» **JOB**
Every line must be returned precisely as it is written.

» **EXCERPTED DATA**
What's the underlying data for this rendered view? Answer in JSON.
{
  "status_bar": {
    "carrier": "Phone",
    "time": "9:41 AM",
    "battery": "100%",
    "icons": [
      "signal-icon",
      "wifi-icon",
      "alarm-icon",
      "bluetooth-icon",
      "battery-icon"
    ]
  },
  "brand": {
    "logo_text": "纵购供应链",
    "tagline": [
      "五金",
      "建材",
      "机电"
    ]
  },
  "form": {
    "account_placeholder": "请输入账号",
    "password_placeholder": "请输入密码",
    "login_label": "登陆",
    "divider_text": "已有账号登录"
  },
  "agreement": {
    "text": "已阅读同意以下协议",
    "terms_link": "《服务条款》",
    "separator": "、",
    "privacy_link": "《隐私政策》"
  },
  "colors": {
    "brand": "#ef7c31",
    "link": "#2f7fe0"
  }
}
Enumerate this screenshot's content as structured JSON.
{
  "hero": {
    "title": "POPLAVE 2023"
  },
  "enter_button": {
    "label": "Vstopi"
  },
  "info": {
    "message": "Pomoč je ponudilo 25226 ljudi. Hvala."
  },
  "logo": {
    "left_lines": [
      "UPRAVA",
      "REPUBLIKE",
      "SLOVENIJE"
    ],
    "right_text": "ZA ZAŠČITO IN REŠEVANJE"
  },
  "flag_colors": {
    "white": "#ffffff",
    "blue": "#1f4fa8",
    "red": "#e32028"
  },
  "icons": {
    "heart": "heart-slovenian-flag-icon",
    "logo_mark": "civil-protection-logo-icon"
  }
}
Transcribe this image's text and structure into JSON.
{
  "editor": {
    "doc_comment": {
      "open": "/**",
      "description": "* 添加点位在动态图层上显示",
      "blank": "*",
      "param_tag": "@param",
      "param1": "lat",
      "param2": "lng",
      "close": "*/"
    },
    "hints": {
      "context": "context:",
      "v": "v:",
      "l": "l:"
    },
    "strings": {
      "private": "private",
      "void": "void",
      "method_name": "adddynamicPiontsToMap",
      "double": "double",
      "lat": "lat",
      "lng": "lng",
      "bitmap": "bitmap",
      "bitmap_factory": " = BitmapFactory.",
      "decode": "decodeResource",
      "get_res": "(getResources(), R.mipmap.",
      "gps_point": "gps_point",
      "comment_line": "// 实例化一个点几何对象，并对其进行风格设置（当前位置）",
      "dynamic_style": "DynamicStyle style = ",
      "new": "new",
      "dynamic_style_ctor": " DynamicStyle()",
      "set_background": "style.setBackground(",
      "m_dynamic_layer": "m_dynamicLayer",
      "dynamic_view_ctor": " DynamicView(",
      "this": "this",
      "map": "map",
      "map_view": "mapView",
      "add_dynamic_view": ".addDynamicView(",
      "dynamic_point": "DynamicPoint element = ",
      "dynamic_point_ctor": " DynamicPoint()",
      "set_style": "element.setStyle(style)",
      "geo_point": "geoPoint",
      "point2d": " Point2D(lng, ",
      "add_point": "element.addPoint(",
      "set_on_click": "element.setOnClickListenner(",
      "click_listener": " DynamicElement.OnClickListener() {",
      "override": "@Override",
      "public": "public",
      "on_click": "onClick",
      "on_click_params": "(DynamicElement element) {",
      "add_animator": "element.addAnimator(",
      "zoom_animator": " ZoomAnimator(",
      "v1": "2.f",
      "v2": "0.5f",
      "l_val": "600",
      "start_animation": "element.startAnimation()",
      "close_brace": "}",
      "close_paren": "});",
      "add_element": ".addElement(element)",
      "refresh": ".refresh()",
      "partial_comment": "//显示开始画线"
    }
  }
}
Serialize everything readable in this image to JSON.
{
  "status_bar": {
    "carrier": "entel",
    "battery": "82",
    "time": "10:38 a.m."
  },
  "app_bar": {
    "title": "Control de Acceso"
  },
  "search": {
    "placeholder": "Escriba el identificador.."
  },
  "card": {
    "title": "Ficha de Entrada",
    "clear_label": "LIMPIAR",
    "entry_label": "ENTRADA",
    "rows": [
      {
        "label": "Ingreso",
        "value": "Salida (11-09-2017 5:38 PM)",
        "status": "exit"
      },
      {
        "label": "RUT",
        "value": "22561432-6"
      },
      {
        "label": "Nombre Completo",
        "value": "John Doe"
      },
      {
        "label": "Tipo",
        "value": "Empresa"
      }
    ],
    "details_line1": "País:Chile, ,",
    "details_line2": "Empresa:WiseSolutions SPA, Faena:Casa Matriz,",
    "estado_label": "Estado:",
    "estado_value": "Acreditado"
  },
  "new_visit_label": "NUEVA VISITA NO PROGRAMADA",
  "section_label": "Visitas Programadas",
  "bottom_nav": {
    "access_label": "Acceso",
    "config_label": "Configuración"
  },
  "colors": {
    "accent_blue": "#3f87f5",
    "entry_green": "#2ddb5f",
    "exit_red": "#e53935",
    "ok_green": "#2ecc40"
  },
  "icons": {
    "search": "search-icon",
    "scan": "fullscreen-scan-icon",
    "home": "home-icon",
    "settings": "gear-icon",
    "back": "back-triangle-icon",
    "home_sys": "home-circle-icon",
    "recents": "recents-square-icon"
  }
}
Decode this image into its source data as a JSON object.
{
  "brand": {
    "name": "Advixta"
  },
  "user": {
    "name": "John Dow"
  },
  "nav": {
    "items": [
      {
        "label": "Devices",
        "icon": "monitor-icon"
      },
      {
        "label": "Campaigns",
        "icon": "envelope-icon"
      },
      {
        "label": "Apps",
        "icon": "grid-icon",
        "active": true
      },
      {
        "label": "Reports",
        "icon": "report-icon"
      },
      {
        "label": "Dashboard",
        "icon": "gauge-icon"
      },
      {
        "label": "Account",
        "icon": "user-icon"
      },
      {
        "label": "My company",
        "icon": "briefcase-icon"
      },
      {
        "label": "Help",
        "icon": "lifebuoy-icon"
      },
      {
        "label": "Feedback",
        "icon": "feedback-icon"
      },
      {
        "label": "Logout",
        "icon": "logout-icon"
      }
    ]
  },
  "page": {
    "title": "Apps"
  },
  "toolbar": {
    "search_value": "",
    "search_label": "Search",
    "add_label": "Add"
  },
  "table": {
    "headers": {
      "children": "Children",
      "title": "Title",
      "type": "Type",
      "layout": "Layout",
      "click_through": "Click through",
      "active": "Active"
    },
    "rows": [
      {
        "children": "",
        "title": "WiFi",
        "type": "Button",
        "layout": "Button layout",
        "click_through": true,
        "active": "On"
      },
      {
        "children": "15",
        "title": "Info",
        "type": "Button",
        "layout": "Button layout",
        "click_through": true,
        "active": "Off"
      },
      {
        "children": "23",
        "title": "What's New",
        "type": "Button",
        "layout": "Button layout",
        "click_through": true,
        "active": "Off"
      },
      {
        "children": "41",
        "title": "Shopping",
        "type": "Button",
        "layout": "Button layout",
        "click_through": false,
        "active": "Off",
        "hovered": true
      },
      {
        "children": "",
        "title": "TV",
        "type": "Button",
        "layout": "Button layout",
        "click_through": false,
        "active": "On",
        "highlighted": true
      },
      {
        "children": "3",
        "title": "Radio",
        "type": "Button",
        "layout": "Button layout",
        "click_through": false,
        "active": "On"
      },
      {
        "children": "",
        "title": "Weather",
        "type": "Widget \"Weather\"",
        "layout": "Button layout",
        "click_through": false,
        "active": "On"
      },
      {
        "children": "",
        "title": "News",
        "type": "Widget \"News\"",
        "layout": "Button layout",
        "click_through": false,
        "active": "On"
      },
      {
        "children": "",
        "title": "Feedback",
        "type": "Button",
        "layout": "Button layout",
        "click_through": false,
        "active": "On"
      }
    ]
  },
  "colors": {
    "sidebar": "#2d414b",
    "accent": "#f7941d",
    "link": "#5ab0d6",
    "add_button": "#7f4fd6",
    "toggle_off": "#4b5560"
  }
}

» **EXPECTED OUTPUT**
What's the underlying data for this rendered view? Answer in JSON.
{
  "status_bar": {
    "carrier": "Phone",
    "time": "9:41 AM",
    "battery": "100%",
    "icons": [
      "signal-icon",
      "wifi-icon",
      "alarm-icon",
      "bluetooth-icon",
      "battery-icon"
    ]
  },
  "brand": {
    "logo_text": "纵购供应链",
    "tagline": [
      "五金",
      "建材",
      "机电"
    ]
  },
  "form": {
    "account_placeholder": "请输入账号",
    "password_placeholder": "请输入密码",
    "login_label": "登陆",
    "divider_text": "已有账号登录"
  },
  "agreement": {
    "text": "已阅读同意以下协议",
    "terms_link": "《服务条款》",
    "separator": "、",
    "privacy_link": "《隐私政策》"
  },
  "colors": {
    "brand": "#ef7c31",
    "link": "#2f7fe0"
  }
}
Enumerate this screenshot's content as structured JSON.
{
  "hero": {
    "title": "POPLAVE 2023"
  },
  "enter_button": {
    "label": "Vstopi"
  },
  "info": {
    "message": "Pomoč je ponudilo 25226 ljudi. Hvala."
  },
  "logo": {
    "left_lines": [
      "UPRAVA",
      "REPUBLIKE",
      "SLOVENIJE"
    ],
    "right_text": "ZA ZAŠČITO IN REŠEVANJE"
  },
  "flag_colors": {
    "white": "#ffffff",
    "blue": "#1f4fa8",
    "red": "#e32028"
  },
  "icons": {
    "heart": "heart-slovenian-flag-icon",
    "logo_mark": "civil-protection-logo-icon"
  }
}
Transcribe this image's text and structure into JSON.
{
  "editor": {
    "doc_comment": {
      "open": "/**",
      "description": "* 添加点位在动态图层上显示",
      "blank": "*",
      "param_tag": "@param",
      "param1": "lat",
      "param2": "lng",
      "close": "*/"
    },
    "hints": {
      "context": "context:",
      "v": "v:",
      "l": "l:"
    },
    "strings": {
      "private": "private",
      "void": "void",
      "method_name": "adddynamicPiontsToMap",
      "double": "double",
      "lat": "lat",
      "lng": "lng",
      "bitmap": "bitmap",
      "bitmap_factory": " = BitmapFactory.",
      "decode": "decodeResource",
      "get_res": "(getResources(), R.mipmap.",
      "gps_point": "gps_point",
      "comment_line": "// 实例化一个点几何对象，并对其进行风格设置（当前位置）",
      "dynamic_style": "DynamicStyle style = ",
      "new": "new",
      "dynamic_style_ctor": " DynamicStyle()",
      "set_background": "style.setBackground(",
      "m_dynamic_layer": "m_dynamicLayer",
      "dynamic_view_ctor": " DynamicView(",
      "this": "this",
      "map": "map",
      "map_view": "mapView",
      "add_dynamic_view": ".addDynamicView(",
      "dynamic_point": "DynamicPoint element = ",
      "dynamic_point_ctor": " DynamicPoint()",
      "set_style": "element.setStyle(style)",
      "geo_point": "geoPoint",
      "point2d": " Point2D(lng, ",
      "add_point": "element.addPoint(",
      "set_on_click": "element.setOnClickListenner(",
      "click_listener": " DynamicElement.OnClickListener() {",
      "override": "@Override",
      "public": "public",
      "on_click": "onClick",
      "on_click_params": "(DynamicElement element) {",
      "add_animator": "element.addAnimator(",
      "zoom_animator": " ZoomAnimator(",
      "v1": "2.f",
      "v2": "0.5f",
      "l_val": "600",
      "start_animation": "element.startAnimation()",
      "close_brace": "}",
      "close_paren": "});",
      "add_element": ".addElement(element)",
      "refresh": ".refresh()",
      "partial_comment": "//显示开始画线"
    }
  }
}
Serialize everything readable in this image to JSON.
{
  "status_bar": {
    "carrier": "entel",
    "battery": "82",
    "time": "10:38 a.m."
  },
  "app_bar": {
    "title": "Control de Acceso"
  },
  "search": {
    "placeholder": "Escriba el identificador.."
  },
  "card": {
    "title": "Ficha de Entrada",
    "clear_label": "LIMPIAR",
    "entry_label": "ENTRADA",
    "rows": [
      {
        "label": "Ingreso",
        "value": "Salida (11-09-2017 5:38 PM)",
        "status": "exit"
      },
      {
        "label": "RUT",
        "value": "22561432-6"
      },
      {
        "label": "Nombre Completo",
        "value": "John Doe"
      },
      {
        "label": "Tipo",
        "value": "Empresa"
      }
    ],
    "details_line1": "País:Chile, ,",
    "details_line2": "Empresa:WiseSolutions SPA, Faena:Casa Matriz,",
    "estado_label": "Estado:",
    "estado_value": "Acreditado"
  },
  "new_visit_label": "NUEVA VISITA NO PROGRAMADA",
  "section_label": "Visitas Programadas",
  "bottom_nav": {
    "access_label": "Acceso",
    "config_label": "Configuración"
  },
  "colors": {
    "accent_blue": "#3f87f5",
    "entry_green": "#2ddb5f",
    "exit_red": "#e53935",
    "ok_green": "#2ecc40"
  },
  "icons": {
    "search": "search-icon",
    "scan": "fullscreen-scan-icon",
    "home": "home-icon",
    "settings": "gear-icon",
    "back": "back-triangle-icon",
    "home_sys": "home-circle-icon",
    "recents": "recents-square-icon"
  }
}
Decode this image into its source data as a JSON object.
{
  "brand": {
    "name": "Advixta"
  },
  "user": {
    "name": "John Dow"
  },
  "nav": {
    "items": [
      {
        "label": "Devices",
        "icon": "monitor-icon"
      },
      {
        "label": "Campaigns",
        "icon": "envelope-icon"
      },
      {
        "label": "Apps",
        "icon": "grid-icon",
        "active": true
      },
      {
        "label": "Reports",
        "icon": "report-icon"
      },
      {
        "label": "Dashboard",
        "icon": "gauge-icon"
      },
      {
        "label": "Account",
        "icon": "user-icon"
      },
      {
        "label": "My company",
        "icon": "briefcase-icon"
      },
      {
        "label": "Help",
        "icon": "lifebuoy-icon"
      },
      {
        "label": "Feedback",
        "icon": "feedback-icon"
      },
      {
        "label": "Logout",
        "icon": "logout-icon"
      }
    ]
  },
  "page": {
    "title": "Apps"
  },
  "toolbar": {
    "search_value": "",
    "search_label": "Search",
    "add_label": "Add"
  },
  "table": {
    "headers": {
      "children": "Children",
      "title": "Title",
      "type": "Type",
      "layout": "Layout",
      "click_through": "Click through",
      "active": "Active"
    },
    "rows": [
      {
        "children": "",
        "title": "WiFi",
        "type": "Button",
        "layout": "Button layout",
        "click_through": true,
        "active": "On"
      },
      {
        "children": "15",
        "title": "Info",
        "type": "Button",
        "layout": "Button layout",
        "click_through": true,
        "active": "Off"
      },
      {
        "children": "23",
        "title": "What's New",
        "type": "Button",
        "layout": "Button layout",
        "click_through": true,
        "active": "Off"
      },
      {
        "children": "41",
        "title": "Shopping",
        "type": "Button",
        "layout": "Button layout",
        "click_through": false,
        "active": "Off",
        "hovered": true
      },
      {
        "children": "",
        "title": "TV",
        "type": "Button",
        "layout": "Button layout",
        "click_through": false,
        "active": "On",
        "highlighted": true
      },
      {
        "children": "3",
        "title": "Radio",
        "type": "Button",
        "layout": "Button layout",
        "click_through": false,
        "active": "On"
      },
      {
        "children": "",
        "title": "Weather",
        "type": "Widget \"Weather\"",
        "layout": "Button layout",
        "click_through": false,
        "active": "On"
      },
      {
        "children": "",
        "title": "News",
        "type": "Widget \"News\"",
        "layout": "Button layout",
        "click_through": false,
        "active": "On"
      },
      {
        "children": "",
        "title": "Feedback",
        "type": "Button",
        "layout": "Button layout",
        "click_through": false,
        "active": "On"
      }
    ]
  },
  "colors": {
    "sidebar": "#2d414b",
    "accent": "#f7941d",
    "link": "#5ab0d6",
    "add_button": "#7f4fd6",
    "toggle_off": "#4b5560"
  }
}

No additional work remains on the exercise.